**WRITTEN TASK**. Go through the data below and copy it exactly, skipping every picture.

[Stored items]
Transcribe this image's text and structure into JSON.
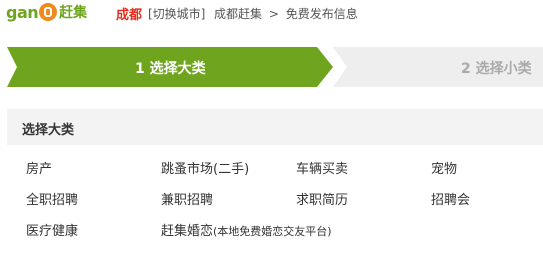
{
  "header": {
    "logo_word": "gan",
    "logo_name": "赶集",
    "city": "成都",
    "switch_city": "[切换城市]",
    "breadcrumb": [
      "成都赶集",
      "免费发布信息"
    ],
    "breadcrumb_sep": ">"
  },
  "steps": [
    {
      "label": "1 选择大类",
      "state": "active"
    },
    {
      "label": "2 选择小类",
      "state": "inactive"
    }
  ],
  "colors": {
    "accent": "#6fa41f",
    "city": "#e0301e",
    "step_inactive": "#eeeeee"
  },
  "panel": {
    "title": "选择大类",
    "categories": [
      [
        "房产",
        "跳蚤市场(二手)",
        "车辆买卖",
        "宠物"
      ],
      [
        "全职招聘",
        "兼职招聘",
        "求职简历",
        "招聘会"
      ],
      [
        "医疗健康",
        "赶集婚恋"
      ]
    ],
    "marriage_note": "(本地免费婚恋交友平台)"
  }
}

**ANSWER FOR THE TASK**.
Transcribe this image's text and structure into JSON.
{
  "header": {
    "logo_word": "gan",
    "logo_name": "赶集",
    "city": "成都",
    "switch_city": "[切换城市]",
    "breadcrumb": [
      "成都赶集",
      "免费发布信息"
    ],
    "breadcrumb_sep": ">"
  },
  "steps": [
    {
      "label": "1 选择大类",
      "state": "active"
    },
    {
      "label": "2 选择小类",
      "state": "inactive"
    }
  ],
  "colors": {
    "accent": "#6fa41f",
    "city": "#e0301e",
    "step_inactive": "#eeeeee"
  },
  "panel": {
    "title": "选择大类",
    "categories": [
      [
        "房产",
        "跳蚤市场(二手)",
        "车辆买卖",
        "宠物"
      ],
      [
        "全职招聘",
        "兼职招聘",
        "求职简历",
        "招聘会"
      ],
      [
        "医疗健康",
        "赶集婚恋"
      ]
    ],
    "marriage_note": "(本地免费婚恋交友平台)"
  }
}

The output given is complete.